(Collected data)
================================

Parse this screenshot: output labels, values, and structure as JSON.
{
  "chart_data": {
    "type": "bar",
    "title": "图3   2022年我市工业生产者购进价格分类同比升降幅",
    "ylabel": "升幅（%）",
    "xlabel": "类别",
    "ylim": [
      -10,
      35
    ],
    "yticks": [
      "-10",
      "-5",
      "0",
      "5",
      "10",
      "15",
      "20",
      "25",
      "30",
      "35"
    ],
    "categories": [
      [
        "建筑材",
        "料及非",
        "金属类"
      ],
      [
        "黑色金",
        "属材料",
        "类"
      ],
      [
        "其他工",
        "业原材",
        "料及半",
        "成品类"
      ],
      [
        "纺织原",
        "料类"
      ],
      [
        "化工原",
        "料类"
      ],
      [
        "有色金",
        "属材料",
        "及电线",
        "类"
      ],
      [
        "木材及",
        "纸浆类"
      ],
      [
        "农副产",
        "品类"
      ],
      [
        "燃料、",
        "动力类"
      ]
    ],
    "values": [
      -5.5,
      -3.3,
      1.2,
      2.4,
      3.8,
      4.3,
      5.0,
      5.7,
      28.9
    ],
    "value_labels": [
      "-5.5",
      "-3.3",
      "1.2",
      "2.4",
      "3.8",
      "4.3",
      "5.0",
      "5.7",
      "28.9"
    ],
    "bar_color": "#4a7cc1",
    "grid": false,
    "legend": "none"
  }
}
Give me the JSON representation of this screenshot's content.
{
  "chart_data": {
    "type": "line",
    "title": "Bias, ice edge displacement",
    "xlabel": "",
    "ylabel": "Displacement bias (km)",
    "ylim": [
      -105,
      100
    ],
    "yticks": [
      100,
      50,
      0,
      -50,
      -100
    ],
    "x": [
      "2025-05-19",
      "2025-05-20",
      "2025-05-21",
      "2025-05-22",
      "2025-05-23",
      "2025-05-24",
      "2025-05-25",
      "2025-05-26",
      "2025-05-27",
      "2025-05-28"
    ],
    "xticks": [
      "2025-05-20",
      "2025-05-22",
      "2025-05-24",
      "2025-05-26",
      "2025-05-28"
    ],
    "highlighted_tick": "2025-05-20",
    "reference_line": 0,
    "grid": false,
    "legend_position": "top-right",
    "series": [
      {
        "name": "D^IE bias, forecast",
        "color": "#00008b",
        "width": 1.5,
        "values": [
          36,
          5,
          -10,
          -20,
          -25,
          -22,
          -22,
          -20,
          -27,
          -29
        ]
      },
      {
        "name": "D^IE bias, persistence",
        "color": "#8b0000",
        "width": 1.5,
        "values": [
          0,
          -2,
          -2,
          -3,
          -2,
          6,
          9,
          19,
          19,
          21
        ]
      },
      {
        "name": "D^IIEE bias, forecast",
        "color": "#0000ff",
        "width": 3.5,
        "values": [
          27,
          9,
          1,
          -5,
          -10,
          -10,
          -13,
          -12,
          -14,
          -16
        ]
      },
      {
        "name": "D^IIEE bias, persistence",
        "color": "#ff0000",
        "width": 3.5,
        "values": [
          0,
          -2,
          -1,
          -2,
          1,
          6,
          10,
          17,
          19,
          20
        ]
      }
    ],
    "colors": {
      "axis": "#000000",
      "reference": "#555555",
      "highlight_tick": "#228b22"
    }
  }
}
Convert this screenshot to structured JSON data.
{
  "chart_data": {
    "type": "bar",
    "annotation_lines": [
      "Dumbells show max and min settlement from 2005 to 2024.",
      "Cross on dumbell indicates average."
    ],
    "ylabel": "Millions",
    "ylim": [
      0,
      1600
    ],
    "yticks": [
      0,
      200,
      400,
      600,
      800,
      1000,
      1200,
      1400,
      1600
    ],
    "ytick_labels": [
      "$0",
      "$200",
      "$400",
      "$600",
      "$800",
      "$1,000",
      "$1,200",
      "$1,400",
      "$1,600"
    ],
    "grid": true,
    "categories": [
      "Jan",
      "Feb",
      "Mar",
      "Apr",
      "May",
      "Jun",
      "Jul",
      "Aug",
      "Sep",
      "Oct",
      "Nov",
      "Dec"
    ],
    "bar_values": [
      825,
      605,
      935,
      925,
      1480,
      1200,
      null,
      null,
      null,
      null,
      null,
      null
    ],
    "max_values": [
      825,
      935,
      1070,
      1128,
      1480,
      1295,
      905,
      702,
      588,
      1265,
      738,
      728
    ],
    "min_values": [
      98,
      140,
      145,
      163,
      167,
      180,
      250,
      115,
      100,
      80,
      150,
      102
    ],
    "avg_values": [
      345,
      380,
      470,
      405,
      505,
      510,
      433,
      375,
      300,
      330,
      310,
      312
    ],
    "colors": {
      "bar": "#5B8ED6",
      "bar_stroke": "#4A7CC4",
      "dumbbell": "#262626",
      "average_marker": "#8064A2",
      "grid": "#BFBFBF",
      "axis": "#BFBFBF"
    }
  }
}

================================

Exercise instructions -> Extract every line above containing the word "name".

Task answer ->
        "name": "D^IE bias, forecast",
        "name": "D^IE bias, persistence",
        "name": "D^IIEE bias, forecast",
        "name": "D^IIEE bias, persistence",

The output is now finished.